- **Yapılacak iş**:
Aşağıdaki eğitim ve toplum konulu metinde, eğitim sayesinde oluştuğu belirtilen etkileri sıralayın. Her etkiyi ayrı bir madde olarak yazın.

- **Seçilen metin**:
◇ ◇ ◇

İnsan pek çok yetenekle dünya gelmiştir. Ancak bu yeteneklerin eğitim yoluyla ortaya çıkarılması sonucunda insanoğlu hayata tutunabilir ve başarı elde edebilir. Eğitim sürecinde insanlar yetenek ve ilgilerine göre bir yandan birbirinden farklılaşırken öte yandan toplumun kurallarını öğrenerek bir arada yaşamaya ve toplumun devamlılığını sağlamaya çalışır. Bu nedenle eğitim, bireyin yaşadığı toplumdaki sosyal kuralları öğrenmesi ve kendini geliştirmesi için önemli bir araçtır. İnsanın toplum içinde yer edinmesi, siyasal ve ekonomik olarak kendini ifade etmesi, kültürünü tanıması ve savunması gibi birçok etki eğitim sayesine oluşmaktadır. Toplum ile eğitim arasında sıkı bir ilişki söz konusudur. Eğitim, bir toplumun yaşamını sağlıklı bir şekilde sürdürebilmesi ve kalkınıp gelişebilmesi için en vazgeçilmez unsurlardan biridir (Bora, 2012: 6). Eğitimin

(18)

◇ ◇ ◇

- **Sağlanan veriler**:
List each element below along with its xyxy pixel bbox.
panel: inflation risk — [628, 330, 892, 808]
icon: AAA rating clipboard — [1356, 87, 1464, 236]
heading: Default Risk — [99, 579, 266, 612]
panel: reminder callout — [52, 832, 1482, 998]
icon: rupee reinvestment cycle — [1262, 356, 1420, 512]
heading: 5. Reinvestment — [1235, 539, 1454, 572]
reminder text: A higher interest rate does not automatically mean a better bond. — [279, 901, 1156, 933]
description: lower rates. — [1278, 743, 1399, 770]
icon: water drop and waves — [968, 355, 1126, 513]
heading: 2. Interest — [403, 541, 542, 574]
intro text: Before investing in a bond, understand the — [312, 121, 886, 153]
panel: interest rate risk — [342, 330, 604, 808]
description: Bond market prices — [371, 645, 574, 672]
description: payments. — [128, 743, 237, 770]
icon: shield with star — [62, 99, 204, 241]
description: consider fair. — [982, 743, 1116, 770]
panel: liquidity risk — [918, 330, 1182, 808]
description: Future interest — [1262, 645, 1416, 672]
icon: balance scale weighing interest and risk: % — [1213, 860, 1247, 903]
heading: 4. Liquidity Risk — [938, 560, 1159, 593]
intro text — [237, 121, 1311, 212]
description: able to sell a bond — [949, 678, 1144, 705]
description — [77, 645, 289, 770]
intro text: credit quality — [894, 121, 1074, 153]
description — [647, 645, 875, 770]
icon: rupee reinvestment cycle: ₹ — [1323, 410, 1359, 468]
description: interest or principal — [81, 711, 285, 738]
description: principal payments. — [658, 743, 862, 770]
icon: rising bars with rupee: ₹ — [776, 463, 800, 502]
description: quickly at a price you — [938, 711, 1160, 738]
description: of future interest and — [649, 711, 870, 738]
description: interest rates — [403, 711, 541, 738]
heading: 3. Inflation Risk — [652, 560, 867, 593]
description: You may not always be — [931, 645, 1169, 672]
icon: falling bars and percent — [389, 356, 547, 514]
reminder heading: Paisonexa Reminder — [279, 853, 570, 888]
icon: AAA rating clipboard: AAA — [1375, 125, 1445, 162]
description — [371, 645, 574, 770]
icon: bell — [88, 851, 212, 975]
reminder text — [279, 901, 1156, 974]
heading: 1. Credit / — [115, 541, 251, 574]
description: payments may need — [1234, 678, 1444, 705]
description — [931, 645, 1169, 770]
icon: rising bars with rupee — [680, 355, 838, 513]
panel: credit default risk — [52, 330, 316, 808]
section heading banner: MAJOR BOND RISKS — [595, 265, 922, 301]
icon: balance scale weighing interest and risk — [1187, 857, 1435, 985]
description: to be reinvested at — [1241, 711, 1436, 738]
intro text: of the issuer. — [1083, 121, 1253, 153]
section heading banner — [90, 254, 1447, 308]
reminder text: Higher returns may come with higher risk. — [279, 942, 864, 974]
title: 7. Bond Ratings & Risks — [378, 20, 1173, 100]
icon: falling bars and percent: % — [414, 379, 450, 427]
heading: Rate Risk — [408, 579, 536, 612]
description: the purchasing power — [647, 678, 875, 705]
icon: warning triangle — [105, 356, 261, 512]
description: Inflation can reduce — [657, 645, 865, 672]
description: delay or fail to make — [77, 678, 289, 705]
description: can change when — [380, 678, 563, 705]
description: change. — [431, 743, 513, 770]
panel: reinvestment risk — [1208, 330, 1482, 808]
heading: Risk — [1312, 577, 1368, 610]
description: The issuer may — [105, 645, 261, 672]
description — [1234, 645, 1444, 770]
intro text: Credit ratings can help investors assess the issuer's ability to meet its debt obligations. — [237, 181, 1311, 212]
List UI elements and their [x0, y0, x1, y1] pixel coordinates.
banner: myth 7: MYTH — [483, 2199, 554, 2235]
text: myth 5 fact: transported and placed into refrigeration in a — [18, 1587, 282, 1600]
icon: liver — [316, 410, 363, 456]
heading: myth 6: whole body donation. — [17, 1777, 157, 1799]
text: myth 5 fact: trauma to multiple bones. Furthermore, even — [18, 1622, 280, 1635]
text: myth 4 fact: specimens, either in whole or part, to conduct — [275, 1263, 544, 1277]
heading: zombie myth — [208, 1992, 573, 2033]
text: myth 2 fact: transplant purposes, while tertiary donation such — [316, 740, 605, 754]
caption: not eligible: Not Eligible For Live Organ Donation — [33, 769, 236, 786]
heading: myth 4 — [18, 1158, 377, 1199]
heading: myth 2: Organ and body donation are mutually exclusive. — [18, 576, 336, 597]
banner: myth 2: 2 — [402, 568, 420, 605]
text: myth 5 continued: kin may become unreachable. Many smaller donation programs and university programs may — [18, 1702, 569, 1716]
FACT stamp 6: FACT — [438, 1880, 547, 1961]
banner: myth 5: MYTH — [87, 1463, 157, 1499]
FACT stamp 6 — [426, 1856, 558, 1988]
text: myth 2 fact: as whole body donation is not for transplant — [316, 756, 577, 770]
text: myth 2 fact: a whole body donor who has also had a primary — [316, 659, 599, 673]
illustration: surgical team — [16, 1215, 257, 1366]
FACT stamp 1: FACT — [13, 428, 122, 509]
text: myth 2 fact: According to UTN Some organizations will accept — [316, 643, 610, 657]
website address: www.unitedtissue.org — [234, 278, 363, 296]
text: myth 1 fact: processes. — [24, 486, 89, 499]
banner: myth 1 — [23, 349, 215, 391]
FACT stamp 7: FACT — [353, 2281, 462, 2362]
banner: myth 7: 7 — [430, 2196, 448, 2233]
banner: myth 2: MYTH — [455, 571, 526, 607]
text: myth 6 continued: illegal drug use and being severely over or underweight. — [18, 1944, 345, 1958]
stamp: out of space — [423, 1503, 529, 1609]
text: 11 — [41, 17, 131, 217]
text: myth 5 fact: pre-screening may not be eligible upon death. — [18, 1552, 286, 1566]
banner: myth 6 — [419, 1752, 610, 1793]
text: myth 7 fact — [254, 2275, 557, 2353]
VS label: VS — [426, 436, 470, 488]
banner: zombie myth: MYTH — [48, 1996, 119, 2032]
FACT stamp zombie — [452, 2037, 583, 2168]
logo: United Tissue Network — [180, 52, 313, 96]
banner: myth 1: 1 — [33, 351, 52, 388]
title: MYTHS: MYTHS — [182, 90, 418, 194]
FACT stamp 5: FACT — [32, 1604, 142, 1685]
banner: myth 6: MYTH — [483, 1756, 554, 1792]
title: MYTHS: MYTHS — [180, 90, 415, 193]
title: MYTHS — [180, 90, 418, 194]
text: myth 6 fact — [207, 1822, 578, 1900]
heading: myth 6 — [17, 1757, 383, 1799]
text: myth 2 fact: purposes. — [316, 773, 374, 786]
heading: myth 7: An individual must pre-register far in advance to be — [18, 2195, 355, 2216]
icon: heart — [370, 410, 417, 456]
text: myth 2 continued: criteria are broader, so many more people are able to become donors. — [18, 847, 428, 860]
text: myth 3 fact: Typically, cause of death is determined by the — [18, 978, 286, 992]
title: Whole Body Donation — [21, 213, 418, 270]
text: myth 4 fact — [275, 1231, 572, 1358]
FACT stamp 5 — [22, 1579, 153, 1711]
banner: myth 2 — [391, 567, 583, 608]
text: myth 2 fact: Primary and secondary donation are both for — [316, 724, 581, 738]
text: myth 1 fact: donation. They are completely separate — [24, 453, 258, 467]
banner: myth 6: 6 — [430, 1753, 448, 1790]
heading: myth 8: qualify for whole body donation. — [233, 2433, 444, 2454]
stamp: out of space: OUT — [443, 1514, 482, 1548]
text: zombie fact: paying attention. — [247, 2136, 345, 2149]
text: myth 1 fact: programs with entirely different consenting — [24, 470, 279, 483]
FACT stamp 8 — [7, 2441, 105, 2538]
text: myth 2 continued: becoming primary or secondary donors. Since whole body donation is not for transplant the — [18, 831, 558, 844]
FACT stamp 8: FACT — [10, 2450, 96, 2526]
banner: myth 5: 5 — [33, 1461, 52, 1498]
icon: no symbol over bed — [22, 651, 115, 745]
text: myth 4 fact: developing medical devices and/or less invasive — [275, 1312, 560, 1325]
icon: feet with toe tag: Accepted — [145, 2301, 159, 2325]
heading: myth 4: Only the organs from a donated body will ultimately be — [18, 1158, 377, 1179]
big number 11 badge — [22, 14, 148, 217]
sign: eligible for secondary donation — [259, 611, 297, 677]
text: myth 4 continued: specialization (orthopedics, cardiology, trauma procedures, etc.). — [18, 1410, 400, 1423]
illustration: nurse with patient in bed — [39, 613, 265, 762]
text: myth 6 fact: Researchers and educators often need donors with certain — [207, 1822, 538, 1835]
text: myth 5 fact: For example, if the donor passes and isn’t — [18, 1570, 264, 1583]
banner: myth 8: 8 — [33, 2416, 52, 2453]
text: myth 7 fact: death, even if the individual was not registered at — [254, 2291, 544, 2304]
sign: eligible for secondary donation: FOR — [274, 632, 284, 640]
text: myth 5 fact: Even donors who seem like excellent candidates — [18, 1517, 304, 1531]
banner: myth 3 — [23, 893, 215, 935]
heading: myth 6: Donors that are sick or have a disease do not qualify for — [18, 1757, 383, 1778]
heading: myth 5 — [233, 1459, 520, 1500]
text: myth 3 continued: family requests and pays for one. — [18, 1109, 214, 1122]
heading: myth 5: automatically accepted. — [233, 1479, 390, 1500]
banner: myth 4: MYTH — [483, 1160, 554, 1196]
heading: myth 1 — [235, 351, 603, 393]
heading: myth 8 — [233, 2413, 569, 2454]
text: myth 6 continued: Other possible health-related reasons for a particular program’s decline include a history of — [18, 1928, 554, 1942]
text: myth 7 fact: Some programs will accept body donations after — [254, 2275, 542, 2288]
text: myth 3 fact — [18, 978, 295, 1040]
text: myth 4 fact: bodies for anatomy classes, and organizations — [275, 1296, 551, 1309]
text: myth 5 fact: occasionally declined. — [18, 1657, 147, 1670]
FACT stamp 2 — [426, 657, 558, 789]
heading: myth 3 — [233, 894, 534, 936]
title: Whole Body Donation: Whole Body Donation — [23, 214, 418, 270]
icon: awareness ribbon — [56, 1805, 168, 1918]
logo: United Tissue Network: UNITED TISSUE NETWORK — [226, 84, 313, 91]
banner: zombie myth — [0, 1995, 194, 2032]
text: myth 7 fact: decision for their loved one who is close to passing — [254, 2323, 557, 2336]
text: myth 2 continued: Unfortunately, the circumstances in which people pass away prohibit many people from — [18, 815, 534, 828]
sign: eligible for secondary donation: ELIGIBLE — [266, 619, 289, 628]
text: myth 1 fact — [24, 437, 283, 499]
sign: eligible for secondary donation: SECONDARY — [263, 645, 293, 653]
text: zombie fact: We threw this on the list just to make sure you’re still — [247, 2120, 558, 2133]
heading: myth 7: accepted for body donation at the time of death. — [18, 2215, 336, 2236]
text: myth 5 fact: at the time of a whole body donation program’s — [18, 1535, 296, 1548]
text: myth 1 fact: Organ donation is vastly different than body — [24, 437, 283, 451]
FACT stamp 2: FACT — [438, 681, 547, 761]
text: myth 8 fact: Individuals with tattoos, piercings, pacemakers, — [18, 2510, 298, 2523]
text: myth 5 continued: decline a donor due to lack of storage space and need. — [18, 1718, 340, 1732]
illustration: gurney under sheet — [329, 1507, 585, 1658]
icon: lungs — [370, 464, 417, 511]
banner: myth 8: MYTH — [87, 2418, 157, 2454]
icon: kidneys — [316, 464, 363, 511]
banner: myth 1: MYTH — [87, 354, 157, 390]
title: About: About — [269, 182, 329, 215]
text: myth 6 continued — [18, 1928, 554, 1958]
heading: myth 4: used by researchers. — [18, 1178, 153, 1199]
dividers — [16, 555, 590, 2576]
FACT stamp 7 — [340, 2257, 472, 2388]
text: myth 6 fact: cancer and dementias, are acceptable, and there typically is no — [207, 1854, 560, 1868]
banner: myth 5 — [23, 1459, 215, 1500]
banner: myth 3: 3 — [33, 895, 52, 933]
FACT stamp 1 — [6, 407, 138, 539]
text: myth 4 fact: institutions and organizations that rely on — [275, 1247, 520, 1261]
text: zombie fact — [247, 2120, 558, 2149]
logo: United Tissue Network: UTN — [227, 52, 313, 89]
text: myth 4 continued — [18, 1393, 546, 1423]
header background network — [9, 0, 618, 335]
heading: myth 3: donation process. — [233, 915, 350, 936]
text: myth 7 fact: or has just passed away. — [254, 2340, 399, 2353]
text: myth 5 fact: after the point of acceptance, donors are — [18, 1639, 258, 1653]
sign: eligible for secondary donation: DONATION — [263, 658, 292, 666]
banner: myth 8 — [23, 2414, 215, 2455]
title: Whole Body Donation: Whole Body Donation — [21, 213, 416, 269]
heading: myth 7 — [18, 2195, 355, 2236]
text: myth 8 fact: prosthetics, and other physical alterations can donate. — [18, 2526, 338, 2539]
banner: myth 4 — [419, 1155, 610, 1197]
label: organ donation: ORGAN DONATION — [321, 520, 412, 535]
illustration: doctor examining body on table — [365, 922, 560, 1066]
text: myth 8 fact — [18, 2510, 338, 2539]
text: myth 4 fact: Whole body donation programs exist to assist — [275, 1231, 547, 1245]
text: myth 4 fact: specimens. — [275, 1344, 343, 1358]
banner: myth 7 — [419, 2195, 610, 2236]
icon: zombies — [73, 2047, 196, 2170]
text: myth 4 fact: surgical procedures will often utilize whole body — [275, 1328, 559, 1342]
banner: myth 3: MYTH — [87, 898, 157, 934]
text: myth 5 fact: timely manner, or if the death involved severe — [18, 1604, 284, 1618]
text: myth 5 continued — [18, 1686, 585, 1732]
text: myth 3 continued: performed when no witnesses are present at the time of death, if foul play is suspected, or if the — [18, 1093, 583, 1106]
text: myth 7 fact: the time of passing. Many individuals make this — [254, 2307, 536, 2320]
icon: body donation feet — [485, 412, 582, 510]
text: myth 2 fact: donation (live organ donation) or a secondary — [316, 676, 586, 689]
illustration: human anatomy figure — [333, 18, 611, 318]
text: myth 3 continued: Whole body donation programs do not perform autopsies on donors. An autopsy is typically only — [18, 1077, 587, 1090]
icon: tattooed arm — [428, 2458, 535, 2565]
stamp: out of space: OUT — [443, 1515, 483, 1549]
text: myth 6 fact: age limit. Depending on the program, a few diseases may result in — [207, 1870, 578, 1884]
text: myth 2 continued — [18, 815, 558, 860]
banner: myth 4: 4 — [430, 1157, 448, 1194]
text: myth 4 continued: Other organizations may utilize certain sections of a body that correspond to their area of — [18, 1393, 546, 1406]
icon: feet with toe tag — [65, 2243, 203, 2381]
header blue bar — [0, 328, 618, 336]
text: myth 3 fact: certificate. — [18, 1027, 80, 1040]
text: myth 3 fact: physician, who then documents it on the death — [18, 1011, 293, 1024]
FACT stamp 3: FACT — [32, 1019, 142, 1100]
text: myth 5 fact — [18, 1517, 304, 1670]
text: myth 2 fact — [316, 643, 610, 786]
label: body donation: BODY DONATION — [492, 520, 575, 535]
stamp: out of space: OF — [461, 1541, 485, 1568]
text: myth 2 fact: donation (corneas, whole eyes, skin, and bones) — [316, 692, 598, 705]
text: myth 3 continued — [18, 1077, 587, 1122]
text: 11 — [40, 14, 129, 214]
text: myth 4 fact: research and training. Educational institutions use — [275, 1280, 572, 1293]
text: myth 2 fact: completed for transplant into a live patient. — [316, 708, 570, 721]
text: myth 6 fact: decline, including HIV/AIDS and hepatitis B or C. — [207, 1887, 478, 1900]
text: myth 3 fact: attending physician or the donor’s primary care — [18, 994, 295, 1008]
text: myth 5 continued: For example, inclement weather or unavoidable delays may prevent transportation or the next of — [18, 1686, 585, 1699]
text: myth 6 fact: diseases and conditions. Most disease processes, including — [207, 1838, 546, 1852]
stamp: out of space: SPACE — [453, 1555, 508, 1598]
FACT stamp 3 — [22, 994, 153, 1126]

◇ ◇ ◇

- **Yazılı cevap**:
- İnsanın toplum içinde yer edinmesi
- Siyasal ve ekonomik olarak kendini ifade etmesi
- Kültürünü tanıması
- Kültürünü savunması